Given problem
Find the lines with the string "series" and return them.

>> start

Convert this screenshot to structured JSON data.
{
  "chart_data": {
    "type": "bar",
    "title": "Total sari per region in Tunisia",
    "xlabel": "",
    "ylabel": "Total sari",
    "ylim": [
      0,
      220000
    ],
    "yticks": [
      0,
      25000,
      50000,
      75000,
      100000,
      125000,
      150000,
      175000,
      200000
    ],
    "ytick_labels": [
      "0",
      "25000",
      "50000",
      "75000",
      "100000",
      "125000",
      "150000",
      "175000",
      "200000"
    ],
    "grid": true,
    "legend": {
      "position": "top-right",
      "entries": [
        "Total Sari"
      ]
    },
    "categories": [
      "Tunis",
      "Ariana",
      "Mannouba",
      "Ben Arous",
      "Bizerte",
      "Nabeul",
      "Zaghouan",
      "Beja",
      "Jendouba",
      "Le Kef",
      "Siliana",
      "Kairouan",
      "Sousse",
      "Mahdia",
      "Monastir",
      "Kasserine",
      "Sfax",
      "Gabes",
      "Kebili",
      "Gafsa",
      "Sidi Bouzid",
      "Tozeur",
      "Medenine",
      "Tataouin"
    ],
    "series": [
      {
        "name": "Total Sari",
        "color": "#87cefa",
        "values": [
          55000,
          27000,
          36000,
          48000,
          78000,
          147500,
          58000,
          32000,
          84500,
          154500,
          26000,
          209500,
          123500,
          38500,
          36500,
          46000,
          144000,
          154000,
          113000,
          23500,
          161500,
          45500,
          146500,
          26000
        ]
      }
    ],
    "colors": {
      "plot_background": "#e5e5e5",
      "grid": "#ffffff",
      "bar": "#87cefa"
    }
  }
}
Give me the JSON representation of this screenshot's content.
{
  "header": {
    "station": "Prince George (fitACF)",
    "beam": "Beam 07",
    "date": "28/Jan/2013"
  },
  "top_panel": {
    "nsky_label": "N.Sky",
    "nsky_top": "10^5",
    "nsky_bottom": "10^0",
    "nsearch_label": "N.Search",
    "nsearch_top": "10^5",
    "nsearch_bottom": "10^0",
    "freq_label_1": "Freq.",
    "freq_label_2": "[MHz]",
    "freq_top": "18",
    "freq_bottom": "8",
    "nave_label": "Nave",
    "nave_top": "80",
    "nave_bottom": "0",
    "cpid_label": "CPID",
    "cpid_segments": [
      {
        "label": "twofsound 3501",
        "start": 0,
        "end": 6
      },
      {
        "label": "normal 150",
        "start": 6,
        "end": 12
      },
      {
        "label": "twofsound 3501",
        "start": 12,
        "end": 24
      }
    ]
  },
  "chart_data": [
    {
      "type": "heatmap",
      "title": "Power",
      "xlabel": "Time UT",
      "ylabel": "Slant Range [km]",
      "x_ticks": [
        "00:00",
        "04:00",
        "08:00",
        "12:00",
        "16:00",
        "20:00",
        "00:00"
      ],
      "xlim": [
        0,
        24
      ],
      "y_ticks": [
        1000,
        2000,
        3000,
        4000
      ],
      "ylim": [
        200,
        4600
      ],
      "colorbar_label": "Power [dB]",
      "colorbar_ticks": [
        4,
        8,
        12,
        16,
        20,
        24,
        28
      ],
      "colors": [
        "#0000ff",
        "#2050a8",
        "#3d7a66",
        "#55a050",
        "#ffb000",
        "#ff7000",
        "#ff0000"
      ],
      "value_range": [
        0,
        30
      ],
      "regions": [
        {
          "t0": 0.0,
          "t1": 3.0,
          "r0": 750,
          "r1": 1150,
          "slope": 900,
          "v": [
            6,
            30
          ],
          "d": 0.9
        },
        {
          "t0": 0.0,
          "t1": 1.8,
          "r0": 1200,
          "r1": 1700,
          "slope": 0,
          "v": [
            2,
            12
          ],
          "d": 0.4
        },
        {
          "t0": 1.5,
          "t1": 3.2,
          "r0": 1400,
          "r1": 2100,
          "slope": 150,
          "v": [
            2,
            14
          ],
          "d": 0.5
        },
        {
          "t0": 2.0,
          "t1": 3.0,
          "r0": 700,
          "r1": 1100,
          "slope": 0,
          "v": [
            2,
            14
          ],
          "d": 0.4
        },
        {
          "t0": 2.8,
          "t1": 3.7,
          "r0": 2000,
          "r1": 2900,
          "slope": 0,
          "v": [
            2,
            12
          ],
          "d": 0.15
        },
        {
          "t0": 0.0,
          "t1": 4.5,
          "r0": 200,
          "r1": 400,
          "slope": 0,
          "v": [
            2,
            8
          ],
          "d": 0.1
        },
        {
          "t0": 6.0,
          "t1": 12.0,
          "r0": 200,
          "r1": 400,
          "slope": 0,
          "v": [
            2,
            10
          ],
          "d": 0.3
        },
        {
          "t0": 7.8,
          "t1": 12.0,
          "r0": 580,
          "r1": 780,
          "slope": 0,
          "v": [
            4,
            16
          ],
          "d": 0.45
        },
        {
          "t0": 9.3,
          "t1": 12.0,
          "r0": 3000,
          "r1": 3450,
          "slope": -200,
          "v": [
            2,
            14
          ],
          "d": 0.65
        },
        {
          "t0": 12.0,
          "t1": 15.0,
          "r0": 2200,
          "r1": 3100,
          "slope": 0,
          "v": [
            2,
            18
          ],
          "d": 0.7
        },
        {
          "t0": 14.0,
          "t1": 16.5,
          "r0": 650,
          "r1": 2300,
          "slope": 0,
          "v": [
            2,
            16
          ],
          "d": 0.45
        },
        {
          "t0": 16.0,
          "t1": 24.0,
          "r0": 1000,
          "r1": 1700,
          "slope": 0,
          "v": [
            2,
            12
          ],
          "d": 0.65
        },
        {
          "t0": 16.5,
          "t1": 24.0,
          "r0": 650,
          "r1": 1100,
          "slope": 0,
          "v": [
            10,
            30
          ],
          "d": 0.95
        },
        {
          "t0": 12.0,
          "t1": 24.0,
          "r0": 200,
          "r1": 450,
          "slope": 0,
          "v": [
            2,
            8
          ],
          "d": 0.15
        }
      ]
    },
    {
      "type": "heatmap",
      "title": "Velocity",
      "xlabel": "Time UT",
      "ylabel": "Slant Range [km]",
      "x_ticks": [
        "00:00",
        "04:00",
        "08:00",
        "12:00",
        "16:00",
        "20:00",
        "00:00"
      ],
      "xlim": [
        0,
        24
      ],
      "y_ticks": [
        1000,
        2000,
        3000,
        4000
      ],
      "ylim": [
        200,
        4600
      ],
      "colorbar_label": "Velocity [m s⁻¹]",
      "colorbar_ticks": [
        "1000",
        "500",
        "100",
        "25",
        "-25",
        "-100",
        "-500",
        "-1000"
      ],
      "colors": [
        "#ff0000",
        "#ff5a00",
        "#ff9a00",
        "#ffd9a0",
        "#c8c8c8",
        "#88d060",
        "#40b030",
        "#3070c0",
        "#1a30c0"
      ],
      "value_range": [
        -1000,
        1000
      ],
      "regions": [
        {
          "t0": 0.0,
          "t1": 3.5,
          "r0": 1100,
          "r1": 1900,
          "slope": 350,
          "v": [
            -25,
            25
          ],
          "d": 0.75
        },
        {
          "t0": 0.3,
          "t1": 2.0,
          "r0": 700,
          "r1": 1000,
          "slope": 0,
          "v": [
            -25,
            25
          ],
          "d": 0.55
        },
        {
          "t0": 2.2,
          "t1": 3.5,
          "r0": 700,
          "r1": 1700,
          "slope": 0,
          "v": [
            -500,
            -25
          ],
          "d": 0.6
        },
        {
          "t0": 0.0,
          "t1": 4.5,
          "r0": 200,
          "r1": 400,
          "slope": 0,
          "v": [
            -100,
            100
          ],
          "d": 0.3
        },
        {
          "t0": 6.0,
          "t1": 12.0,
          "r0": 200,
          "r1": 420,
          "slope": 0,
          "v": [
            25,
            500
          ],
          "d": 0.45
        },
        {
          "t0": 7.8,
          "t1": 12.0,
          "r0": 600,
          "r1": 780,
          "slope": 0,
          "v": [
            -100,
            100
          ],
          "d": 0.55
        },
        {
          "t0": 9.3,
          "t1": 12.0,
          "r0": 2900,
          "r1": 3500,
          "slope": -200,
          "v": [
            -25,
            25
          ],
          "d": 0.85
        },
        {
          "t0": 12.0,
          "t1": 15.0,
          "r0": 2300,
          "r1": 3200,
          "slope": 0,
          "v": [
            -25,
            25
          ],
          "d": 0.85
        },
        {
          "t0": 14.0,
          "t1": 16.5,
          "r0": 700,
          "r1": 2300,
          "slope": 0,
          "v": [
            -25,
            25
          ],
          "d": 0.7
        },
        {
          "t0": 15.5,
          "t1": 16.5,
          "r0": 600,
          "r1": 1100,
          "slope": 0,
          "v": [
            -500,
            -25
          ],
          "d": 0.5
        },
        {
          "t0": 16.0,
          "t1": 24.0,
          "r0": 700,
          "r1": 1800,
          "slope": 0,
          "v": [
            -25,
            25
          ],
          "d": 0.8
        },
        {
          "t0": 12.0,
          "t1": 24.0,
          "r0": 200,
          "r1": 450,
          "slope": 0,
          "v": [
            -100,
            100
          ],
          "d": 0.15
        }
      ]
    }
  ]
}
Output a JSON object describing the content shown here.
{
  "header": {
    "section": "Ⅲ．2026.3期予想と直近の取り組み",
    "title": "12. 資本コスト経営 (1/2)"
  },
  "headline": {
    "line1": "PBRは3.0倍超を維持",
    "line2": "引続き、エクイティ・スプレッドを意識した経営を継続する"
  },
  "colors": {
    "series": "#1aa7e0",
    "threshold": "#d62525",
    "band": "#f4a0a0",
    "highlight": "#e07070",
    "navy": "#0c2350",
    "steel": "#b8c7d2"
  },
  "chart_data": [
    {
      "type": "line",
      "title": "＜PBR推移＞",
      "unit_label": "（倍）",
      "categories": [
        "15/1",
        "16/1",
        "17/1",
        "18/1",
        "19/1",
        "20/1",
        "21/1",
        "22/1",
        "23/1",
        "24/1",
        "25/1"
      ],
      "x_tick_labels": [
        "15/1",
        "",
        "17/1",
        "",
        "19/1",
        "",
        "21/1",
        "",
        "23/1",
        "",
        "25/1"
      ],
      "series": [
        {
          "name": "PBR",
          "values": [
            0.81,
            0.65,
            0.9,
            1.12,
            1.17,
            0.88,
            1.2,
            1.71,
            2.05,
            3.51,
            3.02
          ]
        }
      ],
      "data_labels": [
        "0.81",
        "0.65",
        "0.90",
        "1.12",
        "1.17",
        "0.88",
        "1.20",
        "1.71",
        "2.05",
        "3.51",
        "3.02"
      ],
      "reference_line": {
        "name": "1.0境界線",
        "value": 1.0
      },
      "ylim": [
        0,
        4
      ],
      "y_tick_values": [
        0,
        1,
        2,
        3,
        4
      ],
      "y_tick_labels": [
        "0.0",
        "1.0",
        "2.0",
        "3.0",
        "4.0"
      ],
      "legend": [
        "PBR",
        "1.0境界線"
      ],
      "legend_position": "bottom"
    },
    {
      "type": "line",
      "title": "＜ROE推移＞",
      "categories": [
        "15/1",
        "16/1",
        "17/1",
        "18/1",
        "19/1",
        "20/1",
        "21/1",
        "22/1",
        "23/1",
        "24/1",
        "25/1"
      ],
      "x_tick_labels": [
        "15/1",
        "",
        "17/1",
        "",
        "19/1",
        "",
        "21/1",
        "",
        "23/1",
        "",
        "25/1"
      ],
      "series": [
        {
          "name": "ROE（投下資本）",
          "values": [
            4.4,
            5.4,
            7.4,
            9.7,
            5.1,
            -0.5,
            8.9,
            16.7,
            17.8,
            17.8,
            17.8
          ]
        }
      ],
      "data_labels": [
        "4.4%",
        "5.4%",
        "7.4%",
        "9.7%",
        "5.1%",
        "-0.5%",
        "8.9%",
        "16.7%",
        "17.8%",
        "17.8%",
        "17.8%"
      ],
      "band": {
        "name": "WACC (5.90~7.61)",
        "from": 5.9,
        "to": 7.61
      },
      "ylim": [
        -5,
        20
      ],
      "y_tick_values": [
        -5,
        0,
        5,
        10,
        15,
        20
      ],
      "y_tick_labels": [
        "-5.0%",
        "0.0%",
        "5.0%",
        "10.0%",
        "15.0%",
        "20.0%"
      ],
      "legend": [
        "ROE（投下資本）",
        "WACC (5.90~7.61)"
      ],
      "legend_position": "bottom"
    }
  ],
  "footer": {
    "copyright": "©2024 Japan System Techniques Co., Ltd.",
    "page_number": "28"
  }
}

>> end

Expected output
    "series": [
    "series": "#1aa7e0",
      "series": [
      "series": [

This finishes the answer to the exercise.